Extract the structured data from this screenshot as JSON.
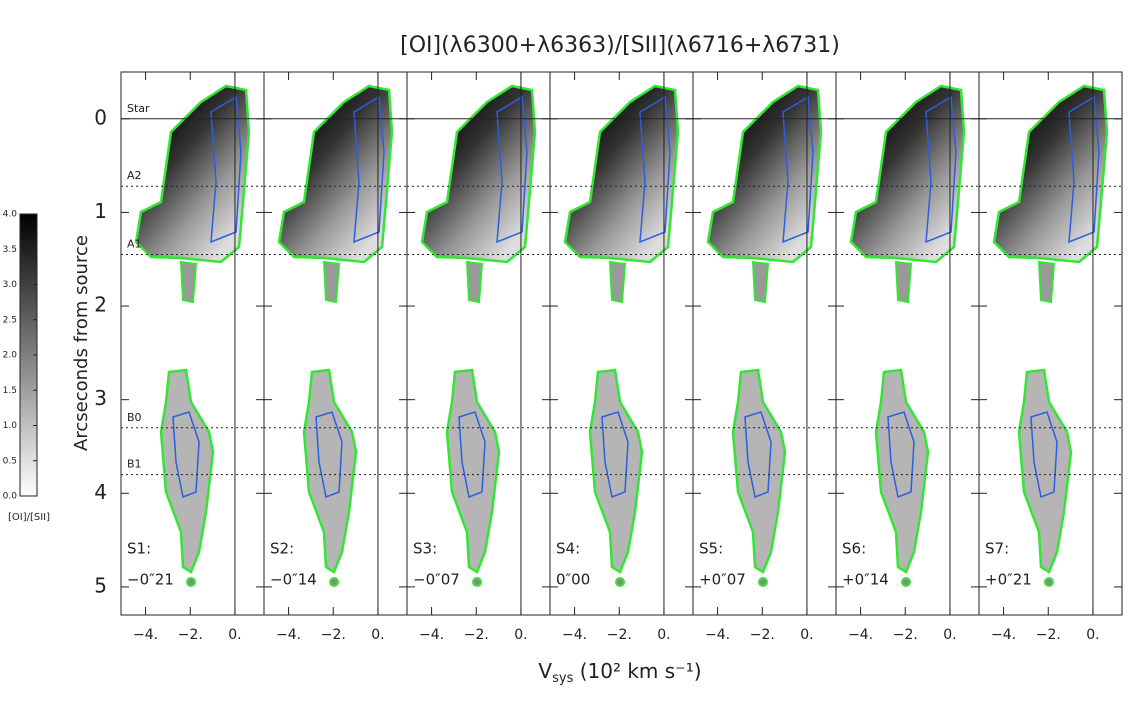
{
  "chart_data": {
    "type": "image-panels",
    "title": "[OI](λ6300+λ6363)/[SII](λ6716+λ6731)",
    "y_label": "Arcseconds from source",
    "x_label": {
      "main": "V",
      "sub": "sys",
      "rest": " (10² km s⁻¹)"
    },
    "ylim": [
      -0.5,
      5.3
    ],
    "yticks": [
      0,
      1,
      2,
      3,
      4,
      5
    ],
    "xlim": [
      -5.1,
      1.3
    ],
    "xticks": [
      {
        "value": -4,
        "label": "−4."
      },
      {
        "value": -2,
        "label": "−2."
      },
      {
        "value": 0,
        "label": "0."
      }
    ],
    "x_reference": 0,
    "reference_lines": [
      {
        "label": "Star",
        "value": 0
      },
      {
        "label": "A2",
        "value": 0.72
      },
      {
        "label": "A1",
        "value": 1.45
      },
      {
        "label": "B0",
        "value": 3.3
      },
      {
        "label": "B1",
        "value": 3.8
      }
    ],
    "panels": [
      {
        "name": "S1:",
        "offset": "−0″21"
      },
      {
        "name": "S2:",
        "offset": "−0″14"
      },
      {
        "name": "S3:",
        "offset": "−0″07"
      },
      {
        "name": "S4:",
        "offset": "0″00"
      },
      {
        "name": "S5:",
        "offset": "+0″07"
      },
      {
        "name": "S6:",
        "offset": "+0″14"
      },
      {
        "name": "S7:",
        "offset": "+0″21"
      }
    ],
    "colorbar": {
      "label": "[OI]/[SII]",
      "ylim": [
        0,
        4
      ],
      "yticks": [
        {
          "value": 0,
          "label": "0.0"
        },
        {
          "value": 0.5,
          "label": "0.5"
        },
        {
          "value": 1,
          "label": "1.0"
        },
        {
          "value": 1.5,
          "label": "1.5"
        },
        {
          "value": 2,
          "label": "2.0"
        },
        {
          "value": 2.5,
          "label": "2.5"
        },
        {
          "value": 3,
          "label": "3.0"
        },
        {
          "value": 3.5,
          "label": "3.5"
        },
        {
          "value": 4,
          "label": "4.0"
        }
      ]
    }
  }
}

————

The task.
Gather up the lines that contain the word "offset".

Solution.
        "offset": "−0″21"
        "offset": "−0″14"
        "offset": "−0″07"
        "offset": "0″00"
        "offset": "+0″07"
        "offset": "+0″14"
        "offset": "+0″21"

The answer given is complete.